(begin)

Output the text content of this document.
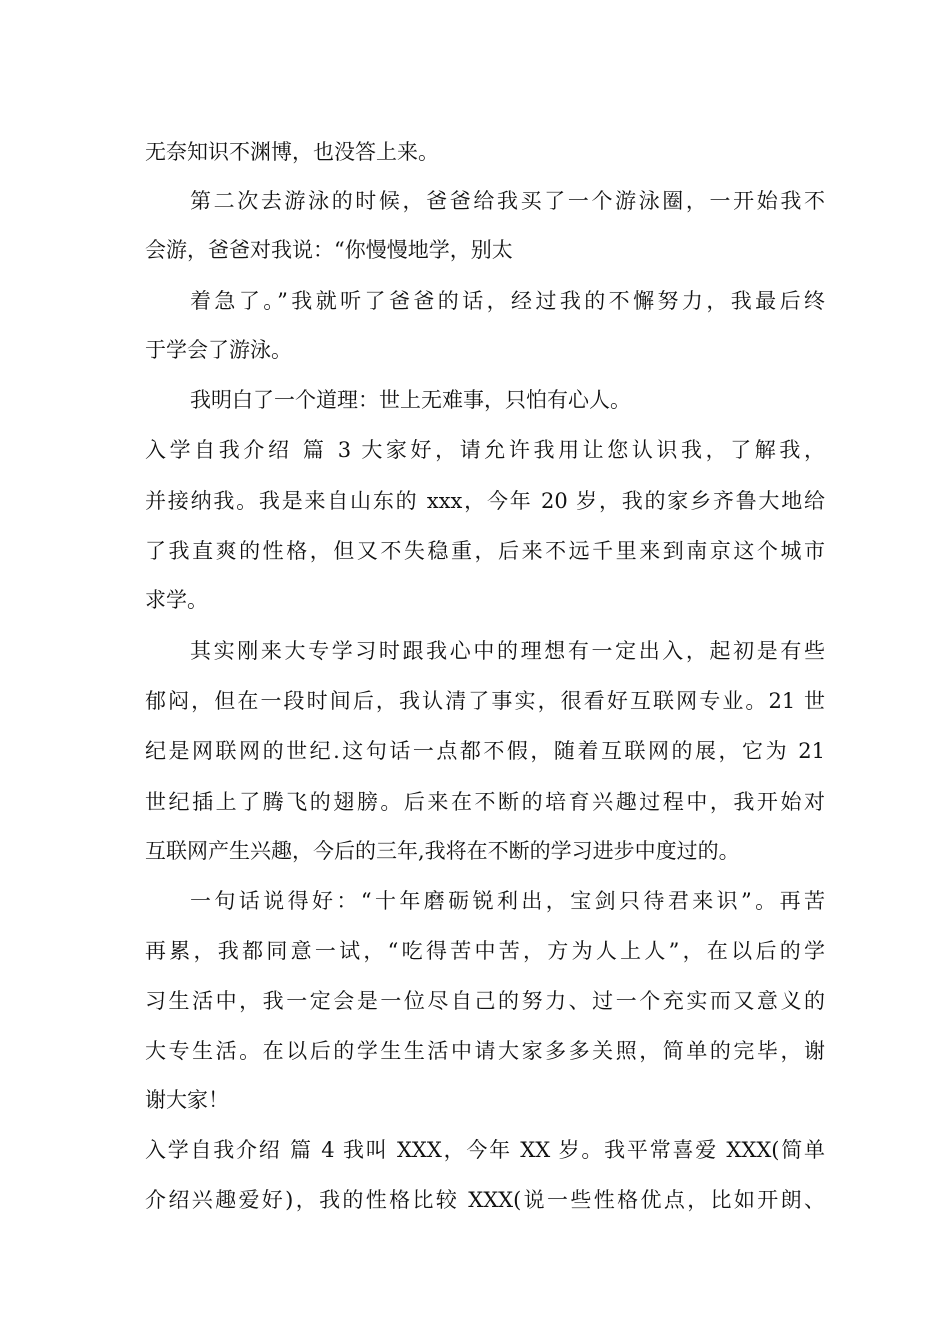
无奈知识不渊博，也没答上来。
第二次去游泳的时候，爸爸给我买了一个游泳圈，一开始我不
会游，爸爸对我说：“你慢慢地学，别太
着急了。”我就听了爸爸的话，经过我的不懈努力，我最后终
于学会了游泳。
我明白了一个道理：世上无难事，只怕有心人。
入学自我介绍 篇 3 大家好，请允许我用让您认识我，了解我，
并接纳我。我是来自山东的 xxx，今年 20 岁，我的家乡齐鲁大地给
了我直爽的性格，但又不失稳重，后来不远千里来到南京这个城市
求学。
其实刚来大专学习时跟我心中的理想有一定出入，起初是有些
郁闷，但在一段时间后，我认清了事实，很看好互联网专业。21 世
纪是网联网的世纪.这句话一点都不假，随着互联网的展，它为 21
世纪插上了腾飞的翅膀。后来在不断的培育兴趣过程中，我开始对
互联网产生兴趣，今后的三年,我将在不断的学习进步中度过的。
一句话说得好：“十年磨砺锐利出，宝剑只待君来识”。再苦
再累，我都同意一试，“吃得苦中苦，方为人上人”，在以后的学
习生活中，我一定会是一位尽自己的努力、过一个充实而又意义的
大专生活。在以后的学生生活中请大家多多关照，简单的完毕，谢
谢大家！
入学自我介绍 篇 4 我叫 XXX，今年 XX 岁。我平常喜爱 XXX(简单
介绍兴趣爱好)，我的性格比较 XXX(说一些性格优点，比如开朗、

(end)

### Job
Please transcribe the material above exactly as written. Leave the pictures out.

### Expected answer
Output the text content of this document.
无奈知识不渊博，也没答上来。
第二次去游泳的时候，爸爸给我买了一个游泳圈，一开始我不
会游，爸爸对我说：“你慢慢地学，别太
着急了。”我就听了爸爸的话，经过我的不懈努力，我最后终
于学会了游泳。
我明白了一个道理：世上无难事，只怕有心人。
入学自我介绍 篇 3 大家好，请允许我用让您认识我，了解我，
并接纳我。我是来自山东的 xxx，今年 20 岁，我的家乡齐鲁大地给
了我直爽的性格，但又不失稳重，后来不远千里来到南京这个城市
求学。
其实刚来大专学习时跟我心中的理想有一定出入，起初是有些
郁闷，但在一段时间后，我认清了事实，很看好互联网专业。21 世
纪是网联网的世纪.这句话一点都不假，随着互联网的展，它为 21
世纪插上了腾飞的翅膀。后来在不断的培育兴趣过程中，我开始对
互联网产生兴趣，今后的三年,我将在不断的学习进步中度过的。
一句话说得好：“十年磨砺锐利出，宝剑只待君来识”。再苦
再累，我都同意一试，“吃得苦中苦，方为人上人”，在以后的学
习生活中，我一定会是一位尽自己的努力、过一个充实而又意义的
大专生活。在以后的学生生活中请大家多多关照，简单的完毕，谢
谢大家！
入学自我介绍 篇 4 我叫 XXX，今年 XX 岁。我平常喜爱 XXX(简单
介绍兴趣爱好)，我的性格比较 XXX(说一些性格优点，比如开朗、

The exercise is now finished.